Starting with the line that includes "Read all visible content and emit it as JSON.", write out every remaining line of the records below exactly as it appears, leaving out any images.

Dataset entries
* * * *

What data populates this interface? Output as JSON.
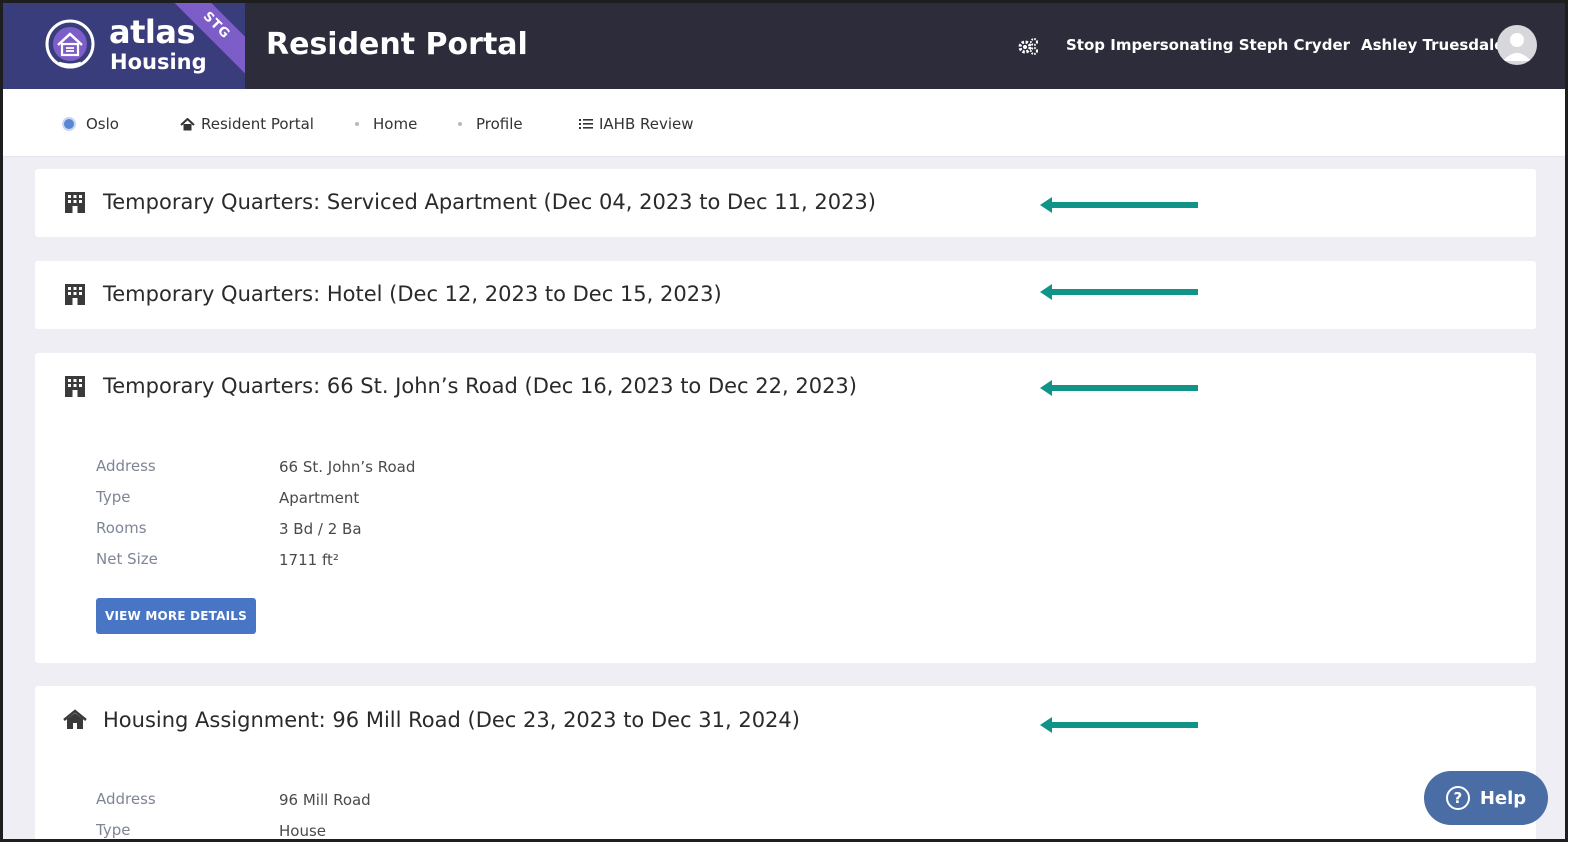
{
  "header": {
    "logo_atlas": "atlas",
    "logo_housing": "Housing",
    "env_badge": "STG",
    "title": "Resident Portal",
    "stop_impersonating": "Stop Impersonating Steph Cryder",
    "user_name": "Ashley Truesdale"
  },
  "nav": {
    "location": "Oslo",
    "items": [
      {
        "label": "Resident Portal",
        "icon": "home-icon"
      },
      {
        "label": "Home",
        "icon": "dot"
      },
      {
        "label": "Profile",
        "icon": "dot"
      },
      {
        "label": "IAHB Review",
        "icon": "list-icon"
      }
    ]
  },
  "cards": [
    {
      "title": "Temporary Quarters: Serviced Apartment (Dec 04, 2023 to Dec 11, 2023)",
      "icon": "building-icon"
    },
    {
      "title": "Temporary Quarters: Hotel (Dec 12, 2023 to Dec 15, 2023)",
      "icon": "building-icon"
    },
    {
      "title": "Temporary Quarters: 66 St. John’s Road (Dec 16, 2023 to Dec 22, 2023)",
      "icon": "building-icon",
      "details": [
        {
          "label": "Address",
          "value": "66 St. John’s Road"
        },
        {
          "label": "Type",
          "value": "Apartment"
        },
        {
          "label": "Rooms",
          "value": "3 Bd / 2 Ba"
        },
        {
          "label": "Net Size",
          "value": "1711 ft²"
        }
      ],
      "button": "VIEW MORE DETAILS"
    },
    {
      "title": "Housing Assignment: 96 Mill Road (Dec 23, 2023 to Dec 31, 2024)",
      "icon": "house-icon",
      "details": [
        {
          "label": "Address",
          "value": "96 Mill Road"
        },
        {
          "label": "Type",
          "value": "House"
        }
      ]
    }
  ],
  "help": {
    "label": "Help",
    "glyph": "?"
  },
  "colors": {
    "header_bg": "#2c2c3a",
    "logo_bg": "#3a3d7c",
    "badge": "#7d5ec8",
    "arrow": "#119488",
    "button": "#4876c4",
    "help": "#4a6da6"
  }
}
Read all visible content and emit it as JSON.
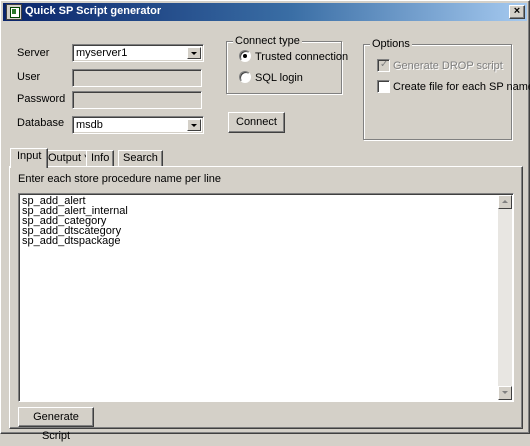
{
  "window": {
    "title": "Quick SP Script generator",
    "close_glyph": "×"
  },
  "connection": {
    "server_label": "Server",
    "server_value": "myserver1",
    "user_label": "User",
    "user_value": "",
    "password_label": "Password",
    "password_value": "",
    "database_label": "Database",
    "database_value": "msdb"
  },
  "connect_type": {
    "title": "Connect type",
    "trusted_label": "Trusted connection",
    "trusted_checked": true,
    "sql_label": "SQL login",
    "sql_checked": false,
    "connect_button": "Connect"
  },
  "options": {
    "title": "Options",
    "generate_drop_label": "Generate DROP script",
    "generate_drop_checked": true,
    "generate_drop_enabled": false,
    "create_file_label": "Create file for each SP name",
    "create_file_checked": false
  },
  "tabs": [
    {
      "label": "Input",
      "active": true
    },
    {
      "label": "Output ***",
      "active": false
    },
    {
      "label": "Info",
      "active": false
    },
    {
      "label": "Search",
      "active": false
    }
  ],
  "input_panel": {
    "instruction": "Enter each store procedure name per line",
    "procedures": [
      "sp_add_alert",
      "sp_add_alert_internal",
      "sp_add_category",
      "sp_add_dtscategory",
      "sp_add_dtspackage"
    ],
    "generate_button": "Generate Script"
  },
  "icons": {
    "app": "sp-generator-app-icon",
    "close": "close-icon",
    "dropdown": "chevron-down-icon"
  }
}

* * * *

• **SOLUTION TO THIS PROBLEM**:
Read all visible content and emit it as JSON.
{
  "window": {
    "title": "Quick SP Script generator",
    "close_glyph": "×"
  },
  "connection": {
    "server_label": "Server",
    "server_value": "myserver1",
    "user_label": "User",
    "user_value": "",
    "password_label": "Password",
    "password_value": "",
    "database_label": "Database",
    "database_value": "msdb"
  },
  "connect_type": {
    "title": "Connect type",
    "trusted_label": "Trusted connection",
    "trusted_checked": true,
    "sql_label": "SQL login",
    "sql_checked": false,
    "connect_button": "Connect"
  },
  "options": {
    "title": "Options",
    "generate_drop_label": "Generate DROP script",
    "generate_drop_checked": true,
    "generate_drop_enabled": false,
    "create_file_label": "Create file for each SP name",
    "create_file_checked": false
  },
  "tabs": [
    {
      "label": "Input",
      "active": true
    },
    {
      "label": "Output ***",
      "active": false
    },
    {
      "label": "Info",
      "active": false
    },
    {
      "label": "Search",
      "active": false
    }
  ],
  "input_panel": {
    "instruction": "Enter each store procedure name per line",
    "procedures": [
      "sp_add_alert",
      "sp_add_alert_internal",
      "sp_add_category",
      "sp_add_dtscategory",
      "sp_add_dtspackage"
    ],
    "generate_button": "Generate Script"
  },
  "icons": {
    "app": "sp-generator-app-icon",
    "close": "close-icon",
    "dropdown": "chevron-down-icon"
  }
}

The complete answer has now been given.